==== Seite
Das war, bevor ich Professor Ni über die asiatische Macht der Sanftmut sprechen hörte, bevor ich bei Gandhi über Satyagraha las und bevor ich mir Tiffanys strahlende Zukunft als Journalistin vorstellte. Überzeugung ist Überzeugung, haben mich die Jugendlichen aus Cupertino gelehrt, ganz gleich mit welcher Lautstärke sie zum Ausdruck gebracht wird.
TEIL III
Formen der Liebe und Arbeit für Introvertierte
KAPITEL 9
Introvertiert in einer extravertierten Welt
Wann man sich anpassen sollte – und wann nicht
Ein Mensch hat so viele gesellschaftliche Selbste, wie es verschiedene Personengruppen gibt, deren Meinung ihm wichtig ist. Gewöhnlich zeigt er jeder dieser verschiedenen Gruppen eine andere Seite von sich.
William James
Professor Brian Little, ehemaliger Psychologiedozent in Harvard und Preisträger der 3M Teaching Fellowship – manchmal auch als Nobelpreis der Hochschullehre bezeichnet –, ist Brillenträger, von kleiner und stämmiger Statur und liebenswürdigem Wesen. Er hat einen dröhnenden Bariton und die Gewohnheit, am Rednerpult herumzuwirbeln und in einen Singsang zu verfallen, während er nach Art eines Schauspielers alter Schule die Konsonanten betont und die Vokale dehnt. Man hat ihn als »Kreuzung aus Robin Williams und Albert Einstein« beschrieben, und wenn er einen Witz macht, der seinen Zuhörern gefällt, was oft der Fall ist, dann sieht er noch erfreuter aus als sie. Seine Seminare in Harvard waren immer überbelegt und endeten häufig mit stehenden Ovationen.
========
==== Einträge
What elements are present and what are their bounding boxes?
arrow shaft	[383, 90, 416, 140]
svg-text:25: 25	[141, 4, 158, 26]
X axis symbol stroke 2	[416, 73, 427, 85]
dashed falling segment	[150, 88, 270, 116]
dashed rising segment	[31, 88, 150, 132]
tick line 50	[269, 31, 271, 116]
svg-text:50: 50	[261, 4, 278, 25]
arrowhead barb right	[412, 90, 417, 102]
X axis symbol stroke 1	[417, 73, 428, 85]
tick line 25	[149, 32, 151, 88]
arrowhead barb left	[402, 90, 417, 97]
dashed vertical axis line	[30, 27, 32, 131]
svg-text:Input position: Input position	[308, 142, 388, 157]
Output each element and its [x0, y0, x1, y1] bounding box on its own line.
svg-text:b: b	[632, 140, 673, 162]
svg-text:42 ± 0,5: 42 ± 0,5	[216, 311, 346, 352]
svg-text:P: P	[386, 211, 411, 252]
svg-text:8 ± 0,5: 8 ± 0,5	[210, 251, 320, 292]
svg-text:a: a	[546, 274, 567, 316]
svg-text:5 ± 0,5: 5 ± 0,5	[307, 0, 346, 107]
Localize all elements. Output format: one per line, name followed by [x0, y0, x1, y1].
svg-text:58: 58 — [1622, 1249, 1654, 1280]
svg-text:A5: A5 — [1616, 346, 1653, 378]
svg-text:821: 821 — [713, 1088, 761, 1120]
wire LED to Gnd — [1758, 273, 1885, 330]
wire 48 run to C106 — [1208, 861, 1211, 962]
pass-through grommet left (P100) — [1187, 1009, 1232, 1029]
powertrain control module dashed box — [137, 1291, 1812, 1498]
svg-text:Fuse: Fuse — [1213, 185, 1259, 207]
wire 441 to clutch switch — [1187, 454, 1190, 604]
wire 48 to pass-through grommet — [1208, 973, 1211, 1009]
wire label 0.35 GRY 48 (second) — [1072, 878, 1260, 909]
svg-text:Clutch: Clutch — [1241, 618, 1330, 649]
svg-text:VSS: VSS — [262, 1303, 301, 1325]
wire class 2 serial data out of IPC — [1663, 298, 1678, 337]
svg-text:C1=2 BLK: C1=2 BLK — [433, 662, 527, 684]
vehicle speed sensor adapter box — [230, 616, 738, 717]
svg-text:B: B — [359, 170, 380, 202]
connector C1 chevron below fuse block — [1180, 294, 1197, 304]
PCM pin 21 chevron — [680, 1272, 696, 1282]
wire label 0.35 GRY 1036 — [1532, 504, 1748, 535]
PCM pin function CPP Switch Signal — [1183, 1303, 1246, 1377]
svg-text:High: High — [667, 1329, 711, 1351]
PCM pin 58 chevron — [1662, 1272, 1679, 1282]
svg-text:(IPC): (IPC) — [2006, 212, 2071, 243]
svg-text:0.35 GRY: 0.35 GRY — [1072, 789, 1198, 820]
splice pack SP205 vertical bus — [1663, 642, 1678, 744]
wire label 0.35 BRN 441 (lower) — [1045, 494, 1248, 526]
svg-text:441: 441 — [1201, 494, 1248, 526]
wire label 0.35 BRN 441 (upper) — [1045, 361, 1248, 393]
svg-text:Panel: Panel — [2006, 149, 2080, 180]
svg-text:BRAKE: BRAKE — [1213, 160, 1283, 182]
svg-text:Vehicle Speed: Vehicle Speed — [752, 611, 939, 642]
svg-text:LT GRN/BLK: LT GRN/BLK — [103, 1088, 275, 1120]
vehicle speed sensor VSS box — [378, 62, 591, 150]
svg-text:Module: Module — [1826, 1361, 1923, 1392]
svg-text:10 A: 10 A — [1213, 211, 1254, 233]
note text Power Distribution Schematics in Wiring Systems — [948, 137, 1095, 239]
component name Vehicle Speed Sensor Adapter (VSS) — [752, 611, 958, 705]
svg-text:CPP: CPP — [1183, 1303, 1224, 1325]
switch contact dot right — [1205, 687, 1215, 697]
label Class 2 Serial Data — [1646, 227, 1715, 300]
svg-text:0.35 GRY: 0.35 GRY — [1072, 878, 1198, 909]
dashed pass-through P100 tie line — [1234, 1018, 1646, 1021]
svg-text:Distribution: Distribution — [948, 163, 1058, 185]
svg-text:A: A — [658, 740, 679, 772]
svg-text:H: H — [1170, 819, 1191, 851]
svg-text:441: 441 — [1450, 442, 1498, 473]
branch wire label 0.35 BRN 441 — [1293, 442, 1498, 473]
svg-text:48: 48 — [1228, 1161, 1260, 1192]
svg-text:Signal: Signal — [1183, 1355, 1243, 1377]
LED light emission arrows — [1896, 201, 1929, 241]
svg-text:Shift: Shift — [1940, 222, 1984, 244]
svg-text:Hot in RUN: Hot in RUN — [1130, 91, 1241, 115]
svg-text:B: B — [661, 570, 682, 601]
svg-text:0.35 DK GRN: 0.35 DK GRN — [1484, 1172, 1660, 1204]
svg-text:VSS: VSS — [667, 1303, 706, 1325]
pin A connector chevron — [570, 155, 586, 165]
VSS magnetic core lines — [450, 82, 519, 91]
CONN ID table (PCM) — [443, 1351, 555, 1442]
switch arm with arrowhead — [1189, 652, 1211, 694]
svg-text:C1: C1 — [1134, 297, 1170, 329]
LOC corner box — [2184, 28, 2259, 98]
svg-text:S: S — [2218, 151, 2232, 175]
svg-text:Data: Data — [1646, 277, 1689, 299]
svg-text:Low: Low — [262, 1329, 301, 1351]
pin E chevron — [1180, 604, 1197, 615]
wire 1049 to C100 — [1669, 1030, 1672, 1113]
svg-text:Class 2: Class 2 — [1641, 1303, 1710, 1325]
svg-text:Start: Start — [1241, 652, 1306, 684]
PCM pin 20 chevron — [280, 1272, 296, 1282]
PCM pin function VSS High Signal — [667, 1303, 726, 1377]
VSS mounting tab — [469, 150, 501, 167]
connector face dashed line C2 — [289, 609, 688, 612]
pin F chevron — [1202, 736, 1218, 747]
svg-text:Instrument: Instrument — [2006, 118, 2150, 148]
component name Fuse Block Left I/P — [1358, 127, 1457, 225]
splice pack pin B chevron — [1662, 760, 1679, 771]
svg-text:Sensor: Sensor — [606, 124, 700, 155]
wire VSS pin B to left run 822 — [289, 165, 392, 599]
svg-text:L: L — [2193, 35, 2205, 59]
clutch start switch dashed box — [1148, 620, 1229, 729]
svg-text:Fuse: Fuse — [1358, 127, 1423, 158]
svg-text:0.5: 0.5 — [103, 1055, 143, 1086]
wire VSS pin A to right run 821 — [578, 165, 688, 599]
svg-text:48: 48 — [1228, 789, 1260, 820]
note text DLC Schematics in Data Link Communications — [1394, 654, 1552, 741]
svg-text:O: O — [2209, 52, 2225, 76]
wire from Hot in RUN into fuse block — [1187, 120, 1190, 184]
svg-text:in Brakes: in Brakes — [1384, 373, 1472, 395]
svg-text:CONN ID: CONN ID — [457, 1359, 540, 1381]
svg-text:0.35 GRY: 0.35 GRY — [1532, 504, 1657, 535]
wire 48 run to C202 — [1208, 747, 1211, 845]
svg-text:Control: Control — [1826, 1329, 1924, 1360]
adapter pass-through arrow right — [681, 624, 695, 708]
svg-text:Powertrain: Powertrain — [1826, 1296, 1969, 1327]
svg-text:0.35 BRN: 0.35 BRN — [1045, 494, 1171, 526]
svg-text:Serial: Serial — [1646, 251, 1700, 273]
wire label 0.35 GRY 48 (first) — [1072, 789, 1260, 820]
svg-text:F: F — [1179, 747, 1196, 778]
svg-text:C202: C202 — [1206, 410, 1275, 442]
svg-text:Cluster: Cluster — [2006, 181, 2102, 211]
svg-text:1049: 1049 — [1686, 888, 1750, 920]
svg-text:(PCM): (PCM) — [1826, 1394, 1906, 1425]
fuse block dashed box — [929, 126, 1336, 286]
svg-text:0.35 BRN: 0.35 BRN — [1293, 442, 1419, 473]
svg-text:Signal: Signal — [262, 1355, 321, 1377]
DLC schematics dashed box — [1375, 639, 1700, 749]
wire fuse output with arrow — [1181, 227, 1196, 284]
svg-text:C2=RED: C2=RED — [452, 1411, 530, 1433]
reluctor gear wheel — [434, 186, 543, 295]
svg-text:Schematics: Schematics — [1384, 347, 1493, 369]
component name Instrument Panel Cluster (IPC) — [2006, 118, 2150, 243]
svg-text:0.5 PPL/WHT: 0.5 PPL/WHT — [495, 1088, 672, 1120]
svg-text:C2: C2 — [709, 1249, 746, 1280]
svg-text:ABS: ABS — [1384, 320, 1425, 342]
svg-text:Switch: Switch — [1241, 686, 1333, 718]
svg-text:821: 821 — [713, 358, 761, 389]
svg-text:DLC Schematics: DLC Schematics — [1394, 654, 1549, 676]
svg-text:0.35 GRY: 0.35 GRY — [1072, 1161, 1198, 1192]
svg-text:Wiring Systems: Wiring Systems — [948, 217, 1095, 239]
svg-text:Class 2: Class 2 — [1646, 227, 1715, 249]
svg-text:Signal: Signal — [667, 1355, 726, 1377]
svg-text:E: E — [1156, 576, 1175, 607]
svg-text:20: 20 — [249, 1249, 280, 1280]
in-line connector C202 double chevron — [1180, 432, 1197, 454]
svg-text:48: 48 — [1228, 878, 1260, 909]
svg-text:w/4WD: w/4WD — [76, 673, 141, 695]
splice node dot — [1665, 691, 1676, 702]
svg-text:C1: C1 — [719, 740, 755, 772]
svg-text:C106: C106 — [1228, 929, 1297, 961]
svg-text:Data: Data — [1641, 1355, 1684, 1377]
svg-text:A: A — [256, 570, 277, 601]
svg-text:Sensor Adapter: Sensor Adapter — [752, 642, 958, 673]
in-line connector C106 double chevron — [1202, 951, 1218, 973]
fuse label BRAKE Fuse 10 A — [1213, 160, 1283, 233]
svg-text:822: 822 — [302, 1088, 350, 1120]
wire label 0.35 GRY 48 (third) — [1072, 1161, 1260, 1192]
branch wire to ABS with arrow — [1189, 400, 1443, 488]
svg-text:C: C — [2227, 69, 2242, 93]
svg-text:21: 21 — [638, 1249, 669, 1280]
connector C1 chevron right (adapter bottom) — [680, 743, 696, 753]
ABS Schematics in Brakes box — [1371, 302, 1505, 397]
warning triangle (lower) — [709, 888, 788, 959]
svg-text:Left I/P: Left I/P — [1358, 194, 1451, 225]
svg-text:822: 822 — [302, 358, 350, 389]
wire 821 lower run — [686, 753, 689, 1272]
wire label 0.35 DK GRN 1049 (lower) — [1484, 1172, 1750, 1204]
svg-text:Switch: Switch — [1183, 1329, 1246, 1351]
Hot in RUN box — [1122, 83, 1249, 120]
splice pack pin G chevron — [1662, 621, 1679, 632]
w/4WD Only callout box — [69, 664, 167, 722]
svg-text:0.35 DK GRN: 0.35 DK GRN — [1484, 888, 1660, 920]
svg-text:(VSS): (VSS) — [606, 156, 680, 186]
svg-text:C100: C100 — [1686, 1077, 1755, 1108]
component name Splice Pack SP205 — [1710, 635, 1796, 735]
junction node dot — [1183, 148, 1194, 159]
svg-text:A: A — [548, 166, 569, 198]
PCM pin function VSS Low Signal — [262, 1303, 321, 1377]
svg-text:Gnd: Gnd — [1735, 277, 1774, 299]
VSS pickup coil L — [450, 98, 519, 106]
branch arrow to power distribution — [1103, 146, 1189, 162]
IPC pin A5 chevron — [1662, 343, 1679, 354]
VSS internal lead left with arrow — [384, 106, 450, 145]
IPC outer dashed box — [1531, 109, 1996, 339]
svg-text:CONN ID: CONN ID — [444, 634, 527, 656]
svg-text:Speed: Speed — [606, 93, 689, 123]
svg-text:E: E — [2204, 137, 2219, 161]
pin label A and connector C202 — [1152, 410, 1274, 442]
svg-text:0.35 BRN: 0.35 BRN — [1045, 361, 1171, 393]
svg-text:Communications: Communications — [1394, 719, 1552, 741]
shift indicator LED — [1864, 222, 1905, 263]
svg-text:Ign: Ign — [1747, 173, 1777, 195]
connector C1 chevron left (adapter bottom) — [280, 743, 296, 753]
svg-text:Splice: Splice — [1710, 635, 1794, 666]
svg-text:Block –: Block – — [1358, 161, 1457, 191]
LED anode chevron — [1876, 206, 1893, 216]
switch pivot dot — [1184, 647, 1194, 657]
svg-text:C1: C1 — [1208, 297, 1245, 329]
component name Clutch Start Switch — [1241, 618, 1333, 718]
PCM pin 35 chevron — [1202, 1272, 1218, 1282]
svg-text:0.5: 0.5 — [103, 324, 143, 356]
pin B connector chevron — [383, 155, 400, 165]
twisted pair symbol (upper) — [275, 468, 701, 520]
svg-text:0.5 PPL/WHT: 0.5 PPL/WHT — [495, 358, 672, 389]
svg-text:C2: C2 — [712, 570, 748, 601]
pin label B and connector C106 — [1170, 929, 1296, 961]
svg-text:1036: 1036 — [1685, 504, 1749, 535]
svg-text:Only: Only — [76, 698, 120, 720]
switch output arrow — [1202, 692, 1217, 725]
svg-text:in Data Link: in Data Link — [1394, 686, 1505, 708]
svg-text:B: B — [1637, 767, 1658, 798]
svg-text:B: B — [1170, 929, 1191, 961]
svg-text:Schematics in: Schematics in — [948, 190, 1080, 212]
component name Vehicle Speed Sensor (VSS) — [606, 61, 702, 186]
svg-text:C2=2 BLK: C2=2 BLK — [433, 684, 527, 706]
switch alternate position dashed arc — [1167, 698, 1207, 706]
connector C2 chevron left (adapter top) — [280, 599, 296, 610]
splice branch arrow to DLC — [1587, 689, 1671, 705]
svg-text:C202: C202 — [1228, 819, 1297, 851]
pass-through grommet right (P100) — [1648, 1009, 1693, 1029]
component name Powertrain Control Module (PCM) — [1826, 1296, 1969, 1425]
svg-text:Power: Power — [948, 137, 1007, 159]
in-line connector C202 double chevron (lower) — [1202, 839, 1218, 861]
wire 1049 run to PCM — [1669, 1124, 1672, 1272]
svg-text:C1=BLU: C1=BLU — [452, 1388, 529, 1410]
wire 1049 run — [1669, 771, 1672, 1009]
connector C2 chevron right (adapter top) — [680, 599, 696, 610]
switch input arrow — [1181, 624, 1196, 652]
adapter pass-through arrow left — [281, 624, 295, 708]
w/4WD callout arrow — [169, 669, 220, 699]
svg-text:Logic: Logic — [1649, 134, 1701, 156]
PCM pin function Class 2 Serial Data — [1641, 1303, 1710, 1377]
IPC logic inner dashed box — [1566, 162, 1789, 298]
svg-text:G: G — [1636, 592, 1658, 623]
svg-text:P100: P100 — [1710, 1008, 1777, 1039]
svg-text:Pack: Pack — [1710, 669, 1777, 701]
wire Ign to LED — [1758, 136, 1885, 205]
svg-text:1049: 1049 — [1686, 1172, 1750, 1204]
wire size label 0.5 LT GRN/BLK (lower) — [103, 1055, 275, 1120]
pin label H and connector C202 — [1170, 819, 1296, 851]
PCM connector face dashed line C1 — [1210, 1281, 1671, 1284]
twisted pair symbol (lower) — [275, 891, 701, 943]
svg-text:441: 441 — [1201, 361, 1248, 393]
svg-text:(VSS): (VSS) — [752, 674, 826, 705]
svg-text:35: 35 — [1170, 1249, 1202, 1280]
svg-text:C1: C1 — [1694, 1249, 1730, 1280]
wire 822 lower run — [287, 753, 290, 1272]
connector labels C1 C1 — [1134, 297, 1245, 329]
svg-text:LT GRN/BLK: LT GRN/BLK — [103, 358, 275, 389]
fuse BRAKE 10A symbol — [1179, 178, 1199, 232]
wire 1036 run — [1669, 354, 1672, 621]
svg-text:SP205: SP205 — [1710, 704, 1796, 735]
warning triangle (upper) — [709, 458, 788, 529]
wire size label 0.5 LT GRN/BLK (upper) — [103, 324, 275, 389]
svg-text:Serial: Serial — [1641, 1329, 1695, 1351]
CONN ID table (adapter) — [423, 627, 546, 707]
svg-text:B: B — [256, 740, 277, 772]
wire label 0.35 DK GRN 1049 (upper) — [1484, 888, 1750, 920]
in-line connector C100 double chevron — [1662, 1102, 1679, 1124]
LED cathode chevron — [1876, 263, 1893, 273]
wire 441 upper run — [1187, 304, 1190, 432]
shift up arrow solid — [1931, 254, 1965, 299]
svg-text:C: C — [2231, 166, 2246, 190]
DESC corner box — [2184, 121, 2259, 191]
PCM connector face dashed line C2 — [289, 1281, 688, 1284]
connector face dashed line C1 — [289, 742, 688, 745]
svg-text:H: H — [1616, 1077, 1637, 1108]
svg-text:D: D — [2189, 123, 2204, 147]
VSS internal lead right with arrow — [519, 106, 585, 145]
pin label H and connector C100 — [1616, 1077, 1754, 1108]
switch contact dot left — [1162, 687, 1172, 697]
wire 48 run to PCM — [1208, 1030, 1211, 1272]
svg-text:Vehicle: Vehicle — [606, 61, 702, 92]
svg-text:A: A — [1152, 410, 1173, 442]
========
--- Aufgaben ---
1. Welche Auszeichnung hat Brian Little laut dem Auszug über Introvertierte erhalten?
2. Führe den Auszug über Introvertierte im selben Stil nach seinem letzten Satz fort.
Die Zeilen sind eigenständiges Material und gehören nicht zum Auszug über Introvertierte.

--- Antworten ---
1. Die 3M Teaching Fellowship.

2.
Im Gegensatz dazu scheint der Mann, den ich jetzt beschreiben werde, aus ganz anderem Holz geschnitzt zu sein: Er lebt mit seiner Frau in einem versteckt gelegenen Haus auf einem Grundstück von fast einem Hektar in den abgelegenen kanadischen Wäldern. Er bekommt gelegentlich Besuch von seinen Kindern und Enkelkindern, aber bleibt ansonsten für sich. Er komponiert in seiner Freizeit Musik, liest und verfasst Artikel und Bücher und schreibt Freunden lange E-Mails, die er »E-pistel« nennt. Wenn er geselligen Umgang pflegt, zieht er Zweierbegegnungen vor. Bei Partys tut er sich, so schnell er kann, mit jemandem zu einem ruhigen Gespräch zusammen oder entschuldigt sich damit, dass er »frische Luft schnappen« muss. Wenn er gezwungen ist, zu viel Zeit unterwegs oder in konfliktträchtigen Situationen zu verbringen, kann er krank werden.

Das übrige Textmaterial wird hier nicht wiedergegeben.